"""
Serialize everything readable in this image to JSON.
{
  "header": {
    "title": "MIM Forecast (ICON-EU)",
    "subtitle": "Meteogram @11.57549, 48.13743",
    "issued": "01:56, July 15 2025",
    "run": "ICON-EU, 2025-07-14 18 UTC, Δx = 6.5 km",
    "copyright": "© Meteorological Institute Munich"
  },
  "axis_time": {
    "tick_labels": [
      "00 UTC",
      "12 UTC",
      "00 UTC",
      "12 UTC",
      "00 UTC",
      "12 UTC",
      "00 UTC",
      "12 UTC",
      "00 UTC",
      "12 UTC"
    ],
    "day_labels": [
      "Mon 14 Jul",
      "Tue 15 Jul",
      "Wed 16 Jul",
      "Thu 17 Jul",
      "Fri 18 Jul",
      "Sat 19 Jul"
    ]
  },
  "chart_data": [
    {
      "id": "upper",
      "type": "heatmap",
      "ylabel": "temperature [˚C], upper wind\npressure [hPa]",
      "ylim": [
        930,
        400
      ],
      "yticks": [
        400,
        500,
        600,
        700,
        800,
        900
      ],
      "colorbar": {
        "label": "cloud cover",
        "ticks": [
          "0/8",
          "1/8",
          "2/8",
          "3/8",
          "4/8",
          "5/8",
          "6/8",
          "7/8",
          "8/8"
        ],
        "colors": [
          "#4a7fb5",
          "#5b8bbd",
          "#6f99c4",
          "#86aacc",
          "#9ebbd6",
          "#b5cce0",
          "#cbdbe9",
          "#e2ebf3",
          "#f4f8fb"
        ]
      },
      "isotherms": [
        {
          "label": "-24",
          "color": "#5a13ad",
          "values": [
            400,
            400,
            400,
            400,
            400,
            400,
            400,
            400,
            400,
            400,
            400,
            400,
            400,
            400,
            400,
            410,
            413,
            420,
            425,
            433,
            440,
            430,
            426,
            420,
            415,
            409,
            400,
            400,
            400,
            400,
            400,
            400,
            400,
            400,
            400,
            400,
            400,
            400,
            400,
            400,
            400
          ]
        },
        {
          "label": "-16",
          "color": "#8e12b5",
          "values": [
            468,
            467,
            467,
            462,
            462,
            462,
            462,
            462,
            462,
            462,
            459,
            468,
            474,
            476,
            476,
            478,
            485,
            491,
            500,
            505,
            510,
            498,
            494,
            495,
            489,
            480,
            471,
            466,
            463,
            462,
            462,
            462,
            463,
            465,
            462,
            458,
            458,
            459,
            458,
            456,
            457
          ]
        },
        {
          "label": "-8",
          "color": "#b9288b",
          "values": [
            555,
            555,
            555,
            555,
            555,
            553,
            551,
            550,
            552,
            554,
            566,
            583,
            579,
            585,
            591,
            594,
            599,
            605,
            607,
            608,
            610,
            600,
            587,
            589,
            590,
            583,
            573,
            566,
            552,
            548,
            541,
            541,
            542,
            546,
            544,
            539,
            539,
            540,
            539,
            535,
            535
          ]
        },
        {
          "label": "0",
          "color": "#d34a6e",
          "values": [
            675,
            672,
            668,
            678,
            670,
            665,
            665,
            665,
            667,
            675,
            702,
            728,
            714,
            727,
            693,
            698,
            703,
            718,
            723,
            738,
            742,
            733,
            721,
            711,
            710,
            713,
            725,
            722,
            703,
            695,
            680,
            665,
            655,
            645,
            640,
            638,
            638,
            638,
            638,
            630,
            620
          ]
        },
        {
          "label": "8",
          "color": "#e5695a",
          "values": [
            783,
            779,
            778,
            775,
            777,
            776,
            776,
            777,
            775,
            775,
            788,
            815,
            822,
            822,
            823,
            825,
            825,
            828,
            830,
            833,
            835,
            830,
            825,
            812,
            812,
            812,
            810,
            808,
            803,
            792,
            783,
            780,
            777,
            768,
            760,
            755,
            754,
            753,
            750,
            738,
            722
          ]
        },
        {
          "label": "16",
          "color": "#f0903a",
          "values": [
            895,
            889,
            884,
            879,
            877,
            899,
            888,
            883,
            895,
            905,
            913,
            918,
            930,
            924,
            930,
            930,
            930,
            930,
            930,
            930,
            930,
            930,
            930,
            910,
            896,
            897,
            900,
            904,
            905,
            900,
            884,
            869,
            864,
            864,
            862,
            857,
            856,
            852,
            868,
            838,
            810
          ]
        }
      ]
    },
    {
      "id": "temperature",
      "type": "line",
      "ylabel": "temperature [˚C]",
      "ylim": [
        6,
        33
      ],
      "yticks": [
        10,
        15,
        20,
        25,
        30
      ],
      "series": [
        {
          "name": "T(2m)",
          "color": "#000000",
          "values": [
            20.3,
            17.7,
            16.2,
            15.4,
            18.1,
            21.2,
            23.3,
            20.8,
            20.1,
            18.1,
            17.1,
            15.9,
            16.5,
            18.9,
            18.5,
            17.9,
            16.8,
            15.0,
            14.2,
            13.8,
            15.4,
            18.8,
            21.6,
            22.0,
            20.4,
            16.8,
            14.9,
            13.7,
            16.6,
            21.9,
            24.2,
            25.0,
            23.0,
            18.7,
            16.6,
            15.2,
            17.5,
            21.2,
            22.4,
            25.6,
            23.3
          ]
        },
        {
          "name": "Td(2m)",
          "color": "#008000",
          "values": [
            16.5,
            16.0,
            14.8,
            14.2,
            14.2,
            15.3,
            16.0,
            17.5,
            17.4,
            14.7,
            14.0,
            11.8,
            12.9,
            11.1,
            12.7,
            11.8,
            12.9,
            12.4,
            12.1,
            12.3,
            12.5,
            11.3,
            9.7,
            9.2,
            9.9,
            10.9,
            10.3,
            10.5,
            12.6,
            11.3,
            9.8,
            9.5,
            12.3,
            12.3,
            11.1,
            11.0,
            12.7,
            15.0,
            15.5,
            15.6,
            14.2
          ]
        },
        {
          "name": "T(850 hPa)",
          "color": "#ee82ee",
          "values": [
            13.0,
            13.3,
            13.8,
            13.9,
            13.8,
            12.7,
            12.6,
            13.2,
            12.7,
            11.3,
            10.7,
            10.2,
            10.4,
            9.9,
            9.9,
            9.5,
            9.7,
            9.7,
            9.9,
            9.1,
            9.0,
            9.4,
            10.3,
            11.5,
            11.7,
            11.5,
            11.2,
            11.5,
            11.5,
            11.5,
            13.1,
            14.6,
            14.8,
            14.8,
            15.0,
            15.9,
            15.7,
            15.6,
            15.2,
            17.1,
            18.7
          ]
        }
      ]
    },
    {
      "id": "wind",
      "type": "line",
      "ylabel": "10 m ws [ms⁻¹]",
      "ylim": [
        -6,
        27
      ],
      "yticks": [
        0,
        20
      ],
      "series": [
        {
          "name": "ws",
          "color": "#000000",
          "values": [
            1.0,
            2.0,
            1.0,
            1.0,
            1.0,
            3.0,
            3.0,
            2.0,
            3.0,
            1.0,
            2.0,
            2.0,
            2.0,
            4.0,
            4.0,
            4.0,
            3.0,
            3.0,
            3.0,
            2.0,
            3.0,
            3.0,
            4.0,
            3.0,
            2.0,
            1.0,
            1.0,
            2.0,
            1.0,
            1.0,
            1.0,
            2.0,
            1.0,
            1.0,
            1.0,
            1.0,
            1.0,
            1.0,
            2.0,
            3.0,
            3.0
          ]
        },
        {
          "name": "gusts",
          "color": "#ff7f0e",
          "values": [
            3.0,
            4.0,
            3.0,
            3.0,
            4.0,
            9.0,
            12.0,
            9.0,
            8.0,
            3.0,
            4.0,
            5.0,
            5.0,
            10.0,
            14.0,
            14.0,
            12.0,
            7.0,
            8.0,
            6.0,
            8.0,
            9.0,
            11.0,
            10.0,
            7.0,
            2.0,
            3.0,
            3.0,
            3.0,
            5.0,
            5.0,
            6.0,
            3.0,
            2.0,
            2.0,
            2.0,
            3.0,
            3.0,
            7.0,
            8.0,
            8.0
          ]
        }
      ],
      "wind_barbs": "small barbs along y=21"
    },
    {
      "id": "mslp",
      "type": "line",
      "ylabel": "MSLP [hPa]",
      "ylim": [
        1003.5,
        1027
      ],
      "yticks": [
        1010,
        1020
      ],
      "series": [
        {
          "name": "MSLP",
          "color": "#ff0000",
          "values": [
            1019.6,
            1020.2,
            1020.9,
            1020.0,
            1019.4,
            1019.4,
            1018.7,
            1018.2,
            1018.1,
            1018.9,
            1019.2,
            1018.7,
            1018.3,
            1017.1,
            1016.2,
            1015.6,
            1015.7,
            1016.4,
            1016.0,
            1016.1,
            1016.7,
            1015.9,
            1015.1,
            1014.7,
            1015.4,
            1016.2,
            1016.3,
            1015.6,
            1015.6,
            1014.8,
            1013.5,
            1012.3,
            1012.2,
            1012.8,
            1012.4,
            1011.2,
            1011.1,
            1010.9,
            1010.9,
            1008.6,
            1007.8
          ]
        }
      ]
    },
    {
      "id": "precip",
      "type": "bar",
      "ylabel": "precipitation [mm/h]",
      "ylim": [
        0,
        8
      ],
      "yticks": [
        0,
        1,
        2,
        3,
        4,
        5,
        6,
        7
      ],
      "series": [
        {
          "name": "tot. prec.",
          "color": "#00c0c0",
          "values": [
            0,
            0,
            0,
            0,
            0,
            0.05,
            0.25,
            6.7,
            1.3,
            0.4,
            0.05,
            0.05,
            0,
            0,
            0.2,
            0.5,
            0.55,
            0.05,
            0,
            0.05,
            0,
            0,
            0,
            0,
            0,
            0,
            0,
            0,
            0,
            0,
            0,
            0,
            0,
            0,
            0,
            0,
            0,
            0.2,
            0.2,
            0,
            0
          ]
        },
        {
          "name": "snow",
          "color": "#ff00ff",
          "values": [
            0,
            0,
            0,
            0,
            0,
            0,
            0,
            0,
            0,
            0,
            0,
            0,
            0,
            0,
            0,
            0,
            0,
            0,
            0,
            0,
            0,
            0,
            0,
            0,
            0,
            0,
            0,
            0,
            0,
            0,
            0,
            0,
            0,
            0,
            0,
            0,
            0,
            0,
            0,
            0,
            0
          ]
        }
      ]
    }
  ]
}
"""
=== Job ===
The string "ICON" may appear in lines of the listing above; tally those lines and give the number only.

=== Final answer ===
2